• **Exercise requirements**: Copy all lines below exactly as written. Leave pictures out.

• **Stored records**:
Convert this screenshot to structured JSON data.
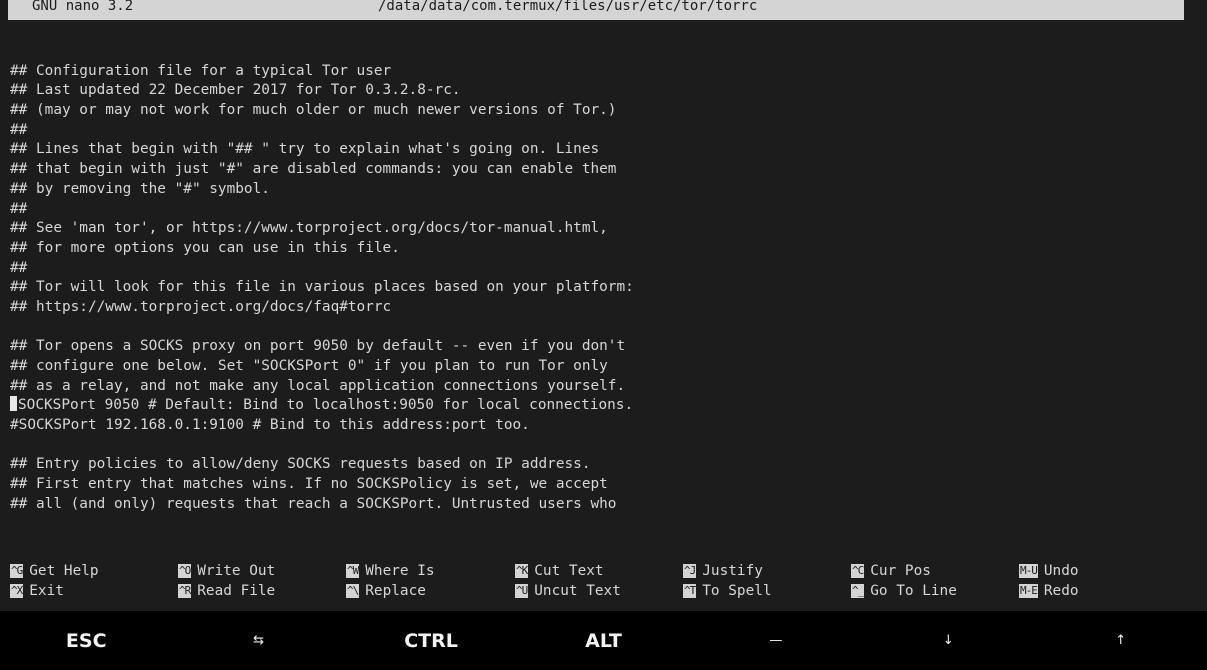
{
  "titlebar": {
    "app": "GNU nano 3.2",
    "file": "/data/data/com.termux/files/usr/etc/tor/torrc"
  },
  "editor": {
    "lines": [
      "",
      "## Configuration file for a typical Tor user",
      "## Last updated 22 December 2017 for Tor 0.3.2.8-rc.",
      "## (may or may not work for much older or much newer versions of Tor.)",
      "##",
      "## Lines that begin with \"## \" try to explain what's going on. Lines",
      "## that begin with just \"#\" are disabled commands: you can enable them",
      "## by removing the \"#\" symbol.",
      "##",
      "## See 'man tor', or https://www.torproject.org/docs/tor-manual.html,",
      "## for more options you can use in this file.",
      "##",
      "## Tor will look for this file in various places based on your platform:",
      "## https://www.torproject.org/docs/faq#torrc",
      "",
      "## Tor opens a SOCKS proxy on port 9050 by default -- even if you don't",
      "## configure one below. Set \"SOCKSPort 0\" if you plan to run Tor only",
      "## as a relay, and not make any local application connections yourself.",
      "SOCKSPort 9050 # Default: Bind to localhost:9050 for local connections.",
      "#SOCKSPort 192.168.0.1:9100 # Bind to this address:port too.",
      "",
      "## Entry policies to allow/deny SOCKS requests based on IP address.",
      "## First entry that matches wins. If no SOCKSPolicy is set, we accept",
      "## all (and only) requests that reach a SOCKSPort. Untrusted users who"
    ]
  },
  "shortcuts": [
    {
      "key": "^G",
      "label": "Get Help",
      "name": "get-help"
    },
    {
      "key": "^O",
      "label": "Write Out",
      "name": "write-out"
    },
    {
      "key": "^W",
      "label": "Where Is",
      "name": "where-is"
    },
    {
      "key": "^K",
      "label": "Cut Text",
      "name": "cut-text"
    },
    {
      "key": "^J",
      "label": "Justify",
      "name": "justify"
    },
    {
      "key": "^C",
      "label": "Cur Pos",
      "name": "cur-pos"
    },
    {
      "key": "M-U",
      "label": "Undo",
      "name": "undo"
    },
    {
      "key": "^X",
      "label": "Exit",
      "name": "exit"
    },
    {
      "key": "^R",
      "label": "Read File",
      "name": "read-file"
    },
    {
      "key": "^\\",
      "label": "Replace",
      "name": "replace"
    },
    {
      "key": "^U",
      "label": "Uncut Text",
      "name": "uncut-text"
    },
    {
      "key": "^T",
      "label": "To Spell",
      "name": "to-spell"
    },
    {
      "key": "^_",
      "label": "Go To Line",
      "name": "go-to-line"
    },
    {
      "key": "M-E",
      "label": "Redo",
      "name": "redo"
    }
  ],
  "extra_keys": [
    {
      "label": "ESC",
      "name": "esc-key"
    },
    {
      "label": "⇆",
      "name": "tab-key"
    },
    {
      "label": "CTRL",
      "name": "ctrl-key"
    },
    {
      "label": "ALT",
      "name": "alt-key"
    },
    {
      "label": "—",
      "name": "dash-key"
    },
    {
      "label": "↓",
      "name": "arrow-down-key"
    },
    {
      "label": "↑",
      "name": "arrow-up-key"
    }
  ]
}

• **Answer in full**:
Convert this screenshot to structured JSON data.
{
  "titlebar": {
    "app": "GNU nano 3.2",
    "file": "/data/data/com.termux/files/usr/etc/tor/torrc"
  },
  "editor": {
    "lines": [
      "",
      "## Configuration file for a typical Tor user",
      "## Last updated 22 December 2017 for Tor 0.3.2.8-rc.",
      "## (may or may not work for much older or much newer versions of Tor.)",
      "##",
      "## Lines that begin with \"## \" try to explain what's going on. Lines",
      "## that begin with just \"#\" are disabled commands: you can enable them",
      "## by removing the \"#\" symbol.",
      "##",
      "## See 'man tor', or https://www.torproject.org/docs/tor-manual.html,",
      "## for more options you can use in this file.",
      "##",
      "## Tor will look for this file in various places based on your platform:",
      "## https://www.torproject.org/docs/faq#torrc",
      "",
      "## Tor opens a SOCKS proxy on port 9050 by default -- even if you don't",
      "## configure one below. Set \"SOCKSPort 0\" if you plan to run Tor only",
      "## as a relay, and not make any local application connections yourself.",
      "SOCKSPort 9050 # Default: Bind to localhost:9050 for local connections.",
      "#SOCKSPort 192.168.0.1:9100 # Bind to this address:port too.",
      "",
      "## Entry policies to allow/deny SOCKS requests based on IP address.",
      "## First entry that matches wins. If no SOCKSPolicy is set, we accept",
      "## all (and only) requests that reach a SOCKSPort. Untrusted users who"
    ]
  },
  "shortcuts": [
    {
      "key": "^G",
      "label": "Get Help",
      "name": "get-help"
    },
    {
      "key": "^O",
      "label": "Write Out",
      "name": "write-out"
    },
    {
      "key": "^W",
      "label": "Where Is",
      "name": "where-is"
    },
    {
      "key": "^K",
      "label": "Cut Text",
      "name": "cut-text"
    },
    {
      "key": "^J",
      "label": "Justify",
      "name": "justify"
    },
    {
      "key": "^C",
      "label": "Cur Pos",
      "name": "cur-pos"
    },
    {
      "key": "M-U",
      "label": "Undo",
      "name": "undo"
    },
    {
      "key": "^X",
      "label": "Exit",
      "name": "exit"
    },
    {
      "key": "^R",
      "label": "Read File",
      "name": "read-file"
    },
    {
      "key": "^\\",
      "label": "Replace",
      "name": "replace"
    },
    {
      "key": "^U",
      "label": "Uncut Text",
      "name": "uncut-text"
    },
    {
      "key": "^T",
      "label": "To Spell",
      "name": "to-spell"
    },
    {
      "key": "^_",
      "label": "Go To Line",
      "name": "go-to-line"
    },
    {
      "key": "M-E",
      "label": "Redo",
      "name": "redo"
    }
  ],
  "extra_keys": [
    {
      "label": "ESC",
      "name": "esc-key"
    },
    {
      "label": "⇆",
      "name": "tab-key"
    },
    {
      "label": "CTRL",
      "name": "ctrl-key"
    },
    {
      "label": "ALT",
      "name": "alt-key"
    },
    {
      "label": "—",
      "name": "dash-key"
    },
    {
      "label": "↓",
      "name": "arrow-down-key"
    },
    {
      "label": "↑",
      "name": "arrow-up-key"
    }
  ]
}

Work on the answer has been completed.